[Dataset items]
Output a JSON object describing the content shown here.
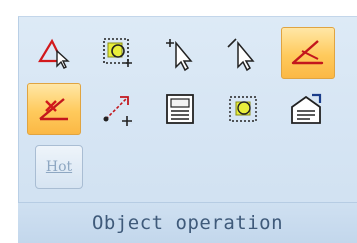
{
  "ribbon_group": {
    "label": "Object operation",
    "row1": [
      {
        "icon": "triangle-pointer-icon",
        "active": false
      },
      {
        "icon": "select-frame-icon",
        "active": false
      },
      {
        "icon": "add-point-pointer-icon",
        "active": false
      },
      {
        "icon": "edit-pointer-icon",
        "active": false
      },
      {
        "icon": "line-segment-icon",
        "active": true
      }
    ],
    "row2": [
      {
        "icon": "delete-line-icon",
        "active": true
      },
      {
        "icon": "add-node-icon",
        "active": false
      },
      {
        "icon": "text-block-icon",
        "active": false
      },
      {
        "icon": "group-select-icon",
        "active": false
      },
      {
        "icon": "properties-icon",
        "active": false
      }
    ],
    "hot_button": {
      "label": "Hot"
    }
  }
}
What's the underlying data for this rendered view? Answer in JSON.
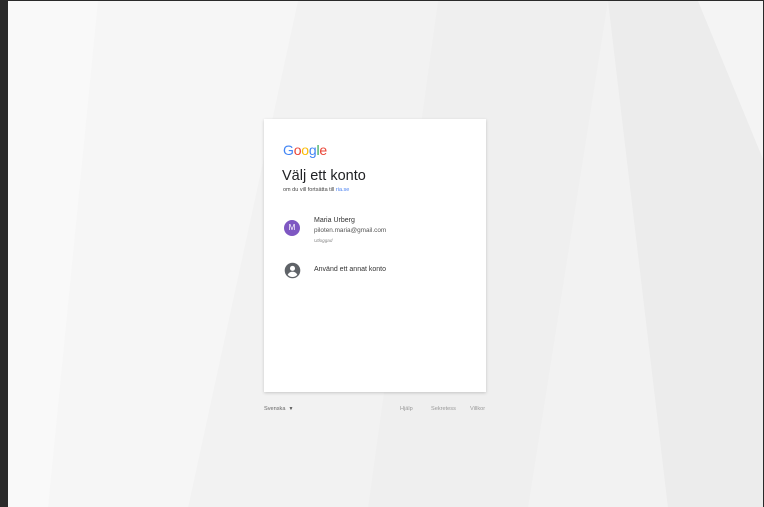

> [EXERCISE DETAILS]
Copy the material exactly. Do not include the pictures.

> [REPLY]
Output a JSON object describing the content shown here.
{
  "ribbon_group": {
    "label": "Object operation",
    "row1": [
      {
        "icon": "triangle-pointer-icon",
        "active": false
      },
      {
        "icon": "select-frame-icon",
        "active": false
      },
      {
        "icon": "add-point-pointer-icon",
        "active": false
      },
      {
        "icon": "edit-pointer-icon",
        "active": false
      },
      {
        "icon": "line-segment-icon",
        "active": true
      }
    ],
    "row2": [
      {
        "icon": "delete-line-icon",
        "active": true
      },
      {
        "icon": "add-node-icon",
        "active": false
      },
      {
        "icon": "text-block-icon",
        "active": false
      },
      {
        "icon": "group-select-icon",
        "active": false
      },
      {
        "icon": "properties-icon",
        "active": false
      }
    ],
    "hot_button": {
      "label": "Hot"
    }
  }
}
What's the underlying data for this rendered view? Answer in JSON.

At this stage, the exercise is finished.